PROVIDED DATA:
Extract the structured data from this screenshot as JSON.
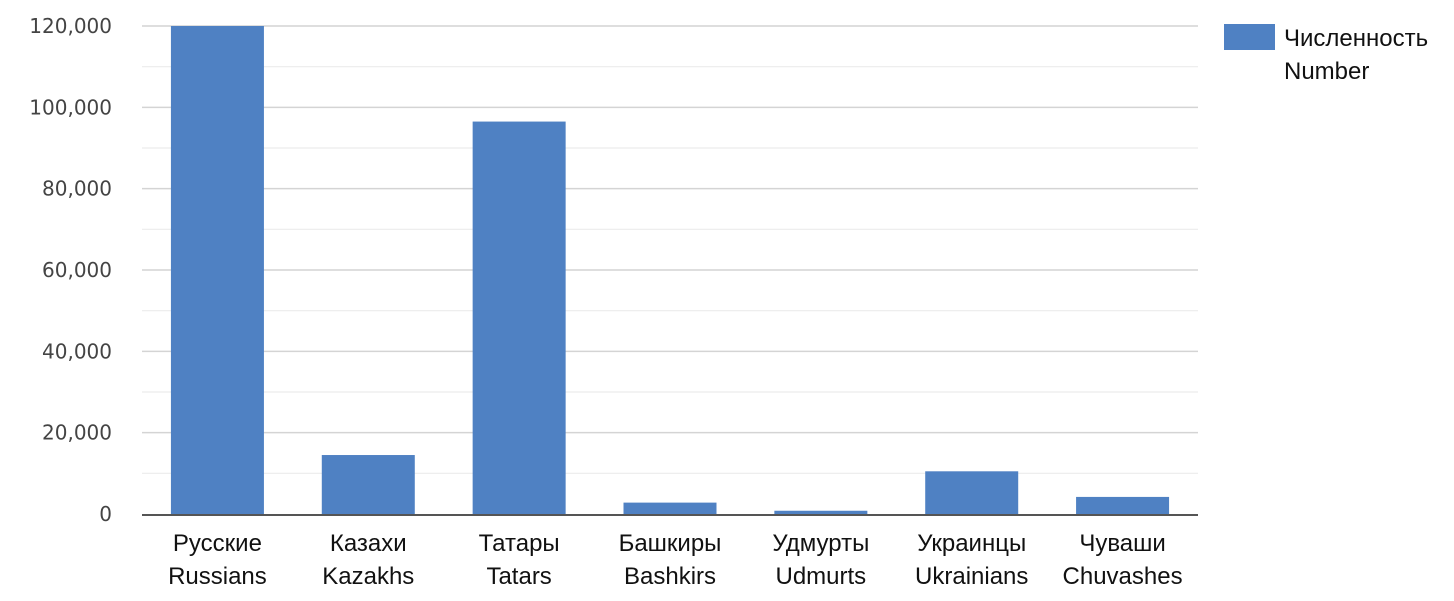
{
  "chart_data": {
    "type": "bar",
    "categories": [
      [
        "Русские",
        "Russians"
      ],
      [
        "Казахи",
        "Kazakhs"
      ],
      [
        "Татары",
        "Tatars"
      ],
      [
        "Башкиры",
        "Bashkirs"
      ],
      [
        "Удмурты",
        "Udmurts"
      ],
      [
        "Украинцы",
        "Ukrainians"
      ],
      [
        "Чуваши",
        "Chuvashes"
      ]
    ],
    "series": [
      {
        "name": [
          "Численность",
          "Number"
        ],
        "color": "#4f81c3",
        "values": [
          120000,
          14500,
          96500,
          2800,
          800,
          10500,
          4200
        ]
      }
    ],
    "ylim": [
      0,
      120000
    ],
    "yticks": [
      0,
      20000,
      40000,
      60000,
      80000,
      100000,
      120000
    ],
    "ytick_labels": [
      "0",
      "20,000",
      "40,000",
      "60,000",
      "80,000",
      "100,000",
      "120,000"
    ],
    "grid": true,
    "legend_position": "top-right",
    "title": "",
    "xlabel": "",
    "ylabel": ""
  }
}
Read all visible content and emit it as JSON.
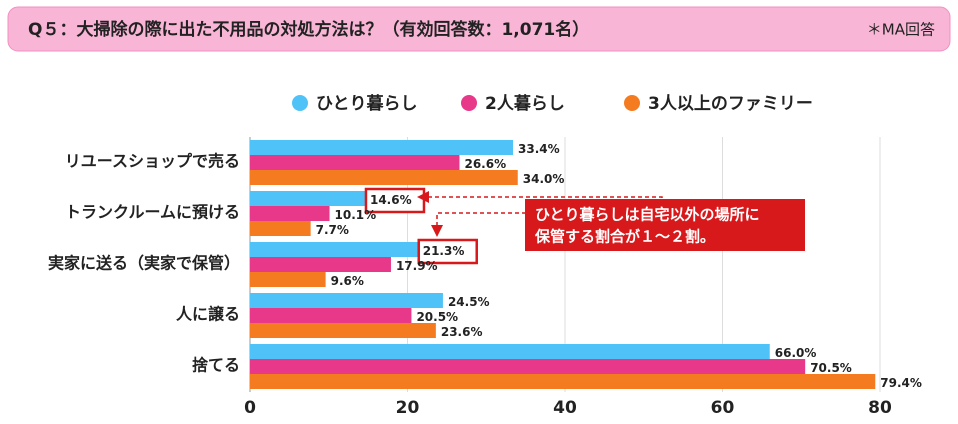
{
  "chart_data": {
    "type": "hbar",
    "title": "Q５：大掃除の際に出た不用品の対処方法は？（有効回答数：1,071名）",
    "note": "＊MA回答",
    "categories": [
      "リユースショップで売る",
      "トランクルームに預ける",
      "実家に送る（実家で保管）",
      "人に譲る",
      "捨てる"
    ],
    "series": [
      {
        "name": "ひとり暮らし",
        "color": "#4fc3f7",
        "values": [
          33.4,
          14.6,
          21.3,
          24.5,
          66.0
        ],
        "value_labels": [
          "33.4%",
          "14.6%",
          "21.3%",
          "24.5%",
          "66.0%"
        ]
      },
      {
        "name": "2人暮らし",
        "color": "#e8388a",
        "values": [
          26.6,
          10.1,
          17.9,
          20.5,
          70.5
        ],
        "value_labels": [
          "26.6%",
          "10.1%",
          "17.9%",
          "20.5%",
          "70.5%"
        ]
      },
      {
        "name": "3人以上のファミリー",
        "color": "#f47b20",
        "values": [
          34.0,
          7.7,
          9.6,
          23.6,
          79.4
        ],
        "value_labels": [
          "34.0%",
          "7.7%",
          "9.6%",
          "23.6%",
          "79.4%"
        ]
      }
    ],
    "xlim": [
      0,
      80
    ],
    "xticks": [
      0,
      20,
      40,
      60,
      80
    ],
    "grid": true,
    "annotation": [
      "ひとり暮らしは自宅以外の場所に",
      "保管する割合が１～２割。"
    ]
  }
}
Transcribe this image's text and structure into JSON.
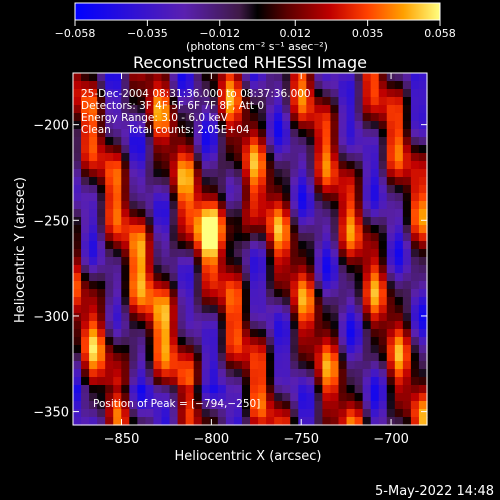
{
  "chart_data": {
    "type": "heatmap",
    "title": "Reconstructed RHESSI Image",
    "xlabel": "Heliocentric X (arcsec)",
    "ylabel": "Heliocentric Y (arcsec)",
    "xlim": [
      -877,
      -680
    ],
    "ylim": [
      -357,
      -173
    ],
    "x_ticks": [
      -850,
      -800,
      -750,
      -700
    ],
    "x_tick_labels": [
      "−850",
      "−800",
      "−750",
      "−700"
    ],
    "y_ticks": [
      -200,
      -250,
      -300,
      -350
    ],
    "y_tick_labels": [
      "−200",
      "−250",
      "−300",
      "−350"
    ],
    "colorbar": {
      "range": [
        -0.058,
        0.058
      ],
      "tick_labels": [
        "−0.058",
        "−0.035",
        "−0.012",
        "0.012",
        "0.035",
        "0.058"
      ],
      "units_label": "(photons cm⁻² s⁻¹ asec⁻²)"
    },
    "annotations": [
      "25-Dec-2004 08:31:36.000 to 08:37:36.000",
      "Detectors: 3F 4F 5F 6F 7F 8F, Att 0",
      "Energy Range: 3.0 - 6.0 keV",
      "Clean     Total counts: 2.05E+04"
    ],
    "peak_label": "Position of Peak = [−794,−250]",
    "peak_position": [
      -794,
      -250
    ],
    "colormap": [
      "#0000ff",
      "#5a20b0",
      "#401a48",
      "#000000",
      "#5a0000",
      "#c00000",
      "#ff4000",
      "#ffa000",
      "#ffff80"
    ]
  },
  "footer": {
    "timestamp": "5-May-2022 14:48"
  }
}
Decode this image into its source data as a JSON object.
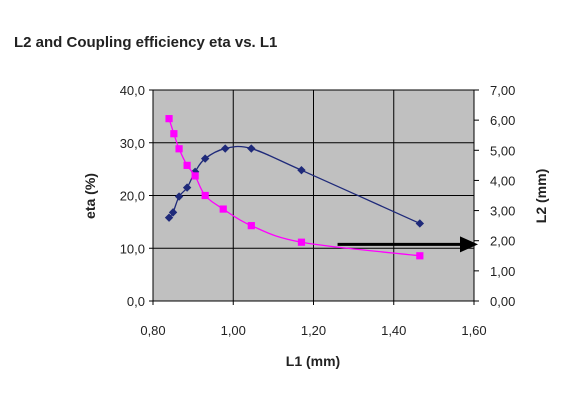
{
  "chart_data": {
    "type": "scatter",
    "title": "L2 and Coupling efficiency eta vs. L1",
    "xlabel": "L1 (mm)",
    "ylabel": "eta (%)",
    "y2label": "L2 (mm)",
    "xlim": [
      0.8,
      1.6
    ],
    "ylim": [
      0,
      40
    ],
    "y2lim": [
      0,
      7
    ],
    "x_ticks": [
      "0,80",
      "1,00",
      "1,20",
      "1,40",
      "1,60"
    ],
    "y_ticks": [
      "0,0",
      "10,0",
      "20,0",
      "30,0",
      "40,0"
    ],
    "y2_ticks": [
      "0,00",
      "1,00",
      "2,00",
      "3,00",
      "4,00",
      "5,00",
      "6,00",
      "7,00"
    ],
    "grid": true,
    "background": "#c0c0c0",
    "series": [
      {
        "axis": "left",
        "color": "#1f2a7a",
        "marker": "diamond",
        "x": [
          0.84,
          0.85,
          0.865,
          0.885,
          0.905,
          0.93,
          0.98,
          1.045,
          1.17,
          1.465
        ],
        "y": [
          15.8,
          16.8,
          19.8,
          21.5,
          24.5,
          27.0,
          28.9,
          28.9,
          24.8,
          14.7
        ]
      },
      {
        "axis": "right",
        "color": "#ff00ff",
        "marker": "square",
        "x": [
          0.84,
          0.852,
          0.865,
          0.885,
          0.905,
          0.93,
          0.975,
          1.045,
          1.17,
          1.465
        ],
        "y": [
          6.05,
          5.55,
          5.05,
          4.5,
          4.15,
          3.5,
          3.05,
          2.5,
          1.95,
          1.5
        ]
      }
    ],
    "annotation": {
      "type": "arrow",
      "direction": "right",
      "from": [
        1.26,
        1.88
      ],
      "to": [
        1.6,
        1.88
      ]
    }
  }
}
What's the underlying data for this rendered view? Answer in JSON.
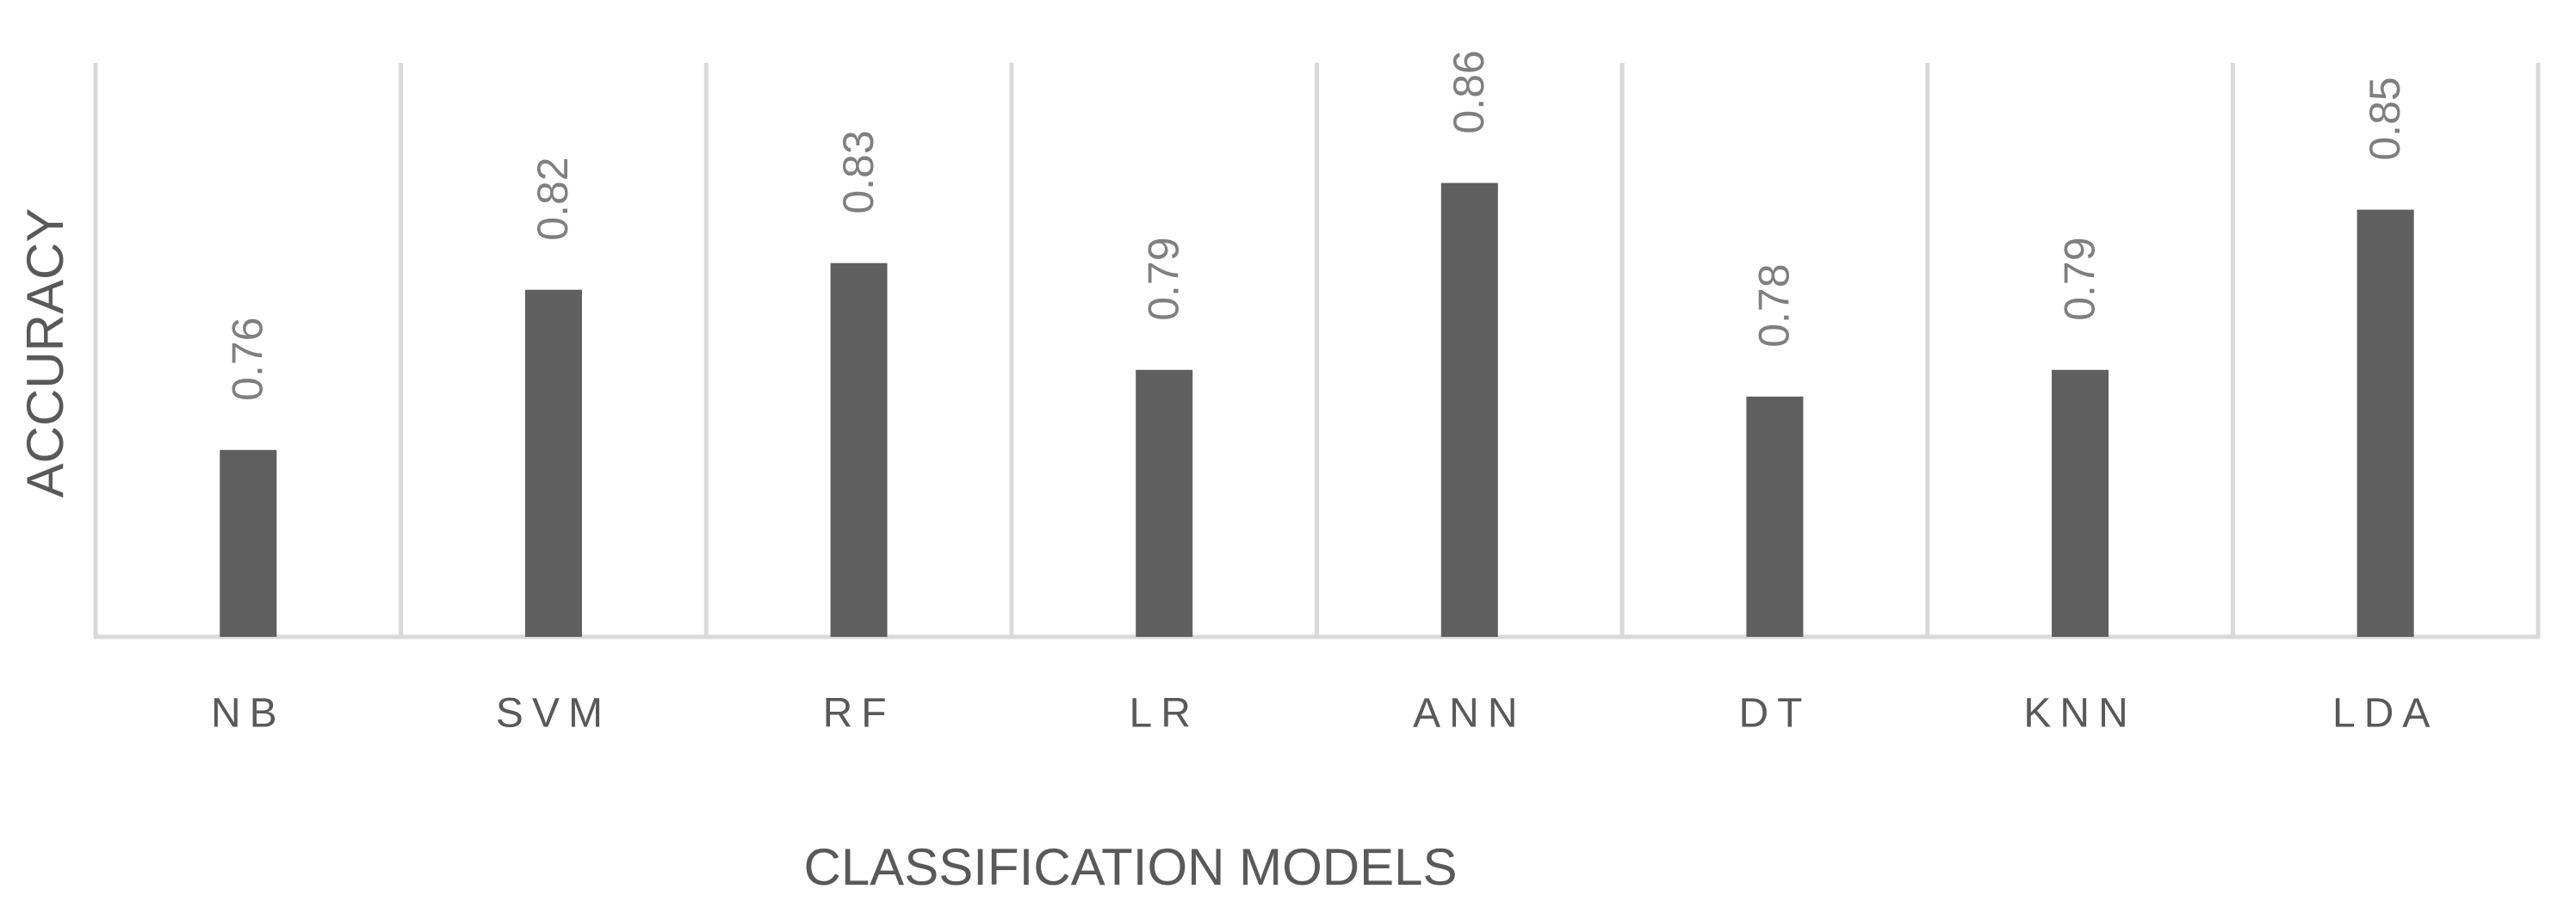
{
  "chart_data": {
    "type": "bar",
    "x_label": "CLASSIFICATION MODELS",
    "y_label": "ACCURACY",
    "categories": [
      "NB",
      "SVM",
      "RF",
      "LR",
      "ANN",
      "DT",
      "KNN",
      "LDA"
    ],
    "values": [
      0.76,
      0.82,
      0.83,
      0.79,
      0.86,
      0.78,
      0.79,
      0.85
    ],
    "color": "#5f5f5f",
    "ylim": [
      0.69,
      0.905
    ]
  }
}
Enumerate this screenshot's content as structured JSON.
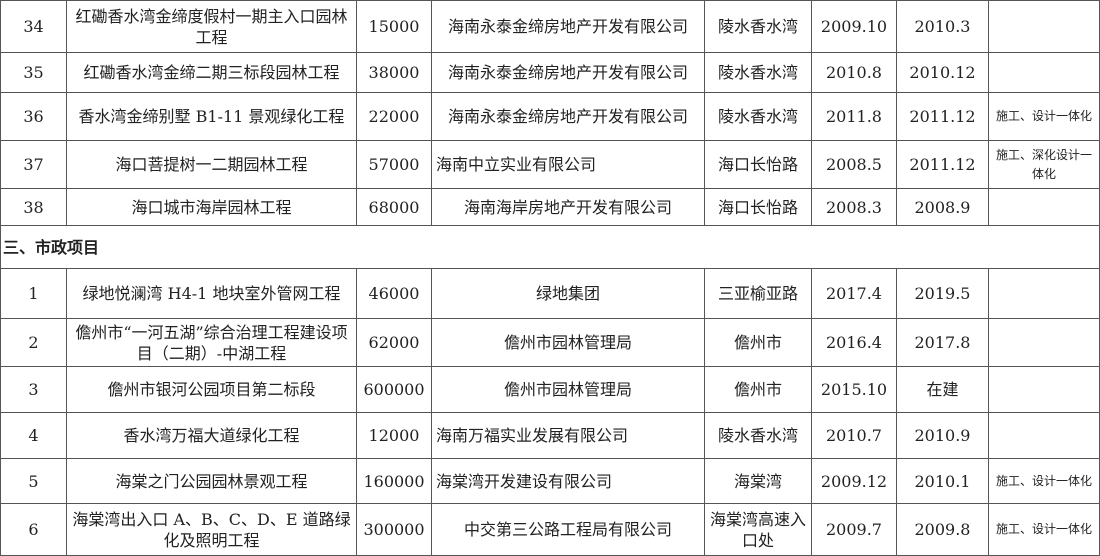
{
  "rows_top": [
    {
      "no": "34",
      "name": "红磡香水湾金缔度假村一期主入口园林工程",
      "area": "15000",
      "client": "海南永泰金缔房地产开发有限公司",
      "location": "陵水香水湾",
      "start": "2009.10",
      "end": "2010.3",
      "note": ""
    },
    {
      "no": "35",
      "name": "红磡香水湾金缔二期三标段园林工程",
      "area": "38000",
      "client": "海南永泰金缔房地产开发有限公司",
      "location": "陵水香水湾",
      "start": "2010.8",
      "end": "2010.12",
      "note": ""
    },
    {
      "no": "36",
      "name": "香水湾金缔别墅 B1-11 景观绿化工程",
      "area": "22000",
      "client": "海南永泰金缔房地产开发有限公司",
      "location": "陵水香水湾",
      "start": "2011.8",
      "end": "2011.12",
      "note": "施工、设计一体化"
    },
    {
      "no": "37",
      "name": "海口菩提树一二期园林工程",
      "area": "57000",
      "client": "海南中立实业有限公司",
      "location": "海口长怡路",
      "start": "2008.5",
      "end": "2011.12",
      "note": "施工、深化设计一体化"
    },
    {
      "no": "38",
      "name": "海口城市海岸园林工程",
      "area": "68000",
      "client": "海南海岸房地产开发有限公司",
      "location": "海口长怡路",
      "start": "2008.3",
      "end": "2008.9",
      "note": ""
    }
  ],
  "section_title": "三、市政项目",
  "rows_bottom": [
    {
      "no": "1",
      "name": "绿地悦澜湾 H4-1 地块室外管网工程",
      "area": "46000",
      "client": "绿地集团",
      "location": "三亚榆亚路",
      "start": "2017.4",
      "end": "2019.5",
      "note": ""
    },
    {
      "no": "2",
      "name": "儋州市“一河五湖”综合治理工程建设项目（二期）-中湖工程",
      "area": "62000",
      "client": "儋州市园林管理局",
      "location": "儋州市",
      "start": "2016.4",
      "end": "2017.8",
      "note": ""
    },
    {
      "no": "3",
      "name": "儋州市银河公园项目第二标段",
      "area": "600000",
      "client": "儋州市园林管理局",
      "location": "儋州市",
      "start": "2015.10",
      "end": "在建",
      "note": ""
    },
    {
      "no": "4",
      "name": "香水湾万福大道绿化工程",
      "area": "12000",
      "client": "海南万福实业发展有限公司",
      "location": "陵水香水湾",
      "start": "2010.7",
      "end": "2010.9",
      "note": ""
    },
    {
      "no": "5",
      "name": "海棠之门公园园林景观工程",
      "area": "160000",
      "client": "海棠湾开发建设有限公司",
      "location": "海棠湾",
      "start": "2009.12",
      "end": "2010.1",
      "note": "施工、设计一体化"
    },
    {
      "no": "6",
      "name": "海棠湾出入口 A、B、C、D、E 道路绿化及照明工程",
      "area": "300000",
      "client": "中交第三公路工程局有限公司",
      "location": "海棠湾高速入口处",
      "start": "2009.7",
      "end": "2009.8",
      "note": "施工、设计一体化"
    }
  ]
}
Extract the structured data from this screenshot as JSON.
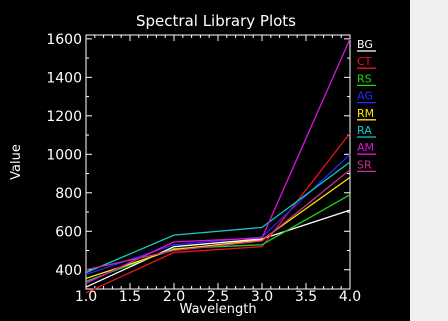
{
  "chart_data": {
    "type": "line",
    "title": "Spectral Library Plots",
    "xlabel": "Wavelength",
    "ylabel": "Value",
    "x": [
      1.0,
      2.0,
      3.0,
      4.0
    ],
    "xlim": [
      1.0,
      4.0
    ],
    "ylim": [
      300,
      1620
    ],
    "xticks": [
      "1.0",
      "1.5",
      "2.0",
      "2.5",
      "3.0",
      "3.5",
      "4.0"
    ],
    "yticks": [
      "400",
      "600",
      "800",
      "1000",
      "1200",
      "1400",
      "1600"
    ],
    "grid": false,
    "legend_position": "right",
    "series": [
      {
        "name": "BG",
        "color": "#ffffff",
        "values": [
          310,
          520,
          560,
          710
        ]
      },
      {
        "name": "CT",
        "color": "#e8141e",
        "values": [
          280,
          490,
          520,
          1110
        ]
      },
      {
        "name": "RS",
        "color": "#1ed21e",
        "values": [
          340,
          510,
          530,
          790
        ]
      },
      {
        "name": "AG",
        "color": "#2828ff",
        "values": [
          375,
          530,
          570,
          1000
        ]
      },
      {
        "name": "RM",
        "color": "#ffe600",
        "values": [
          355,
          505,
          555,
          880
        ]
      },
      {
        "name": "RA",
        "color": "#14c8c8",
        "values": [
          385,
          580,
          620,
          960
        ]
      },
      {
        "name": "AM",
        "color": "#dc14dc",
        "values": [
          330,
          545,
          565,
          1600
        ]
      },
      {
        "name": "SR",
        "color": "#c8328c",
        "values": [
          400,
          500,
          550,
          920
        ]
      }
    ]
  }
}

TASK DESCRIPTION: Your answer should be a single number: the count of lines in these records that hold the string "client".

RESPONSE TO THIS TASK: 11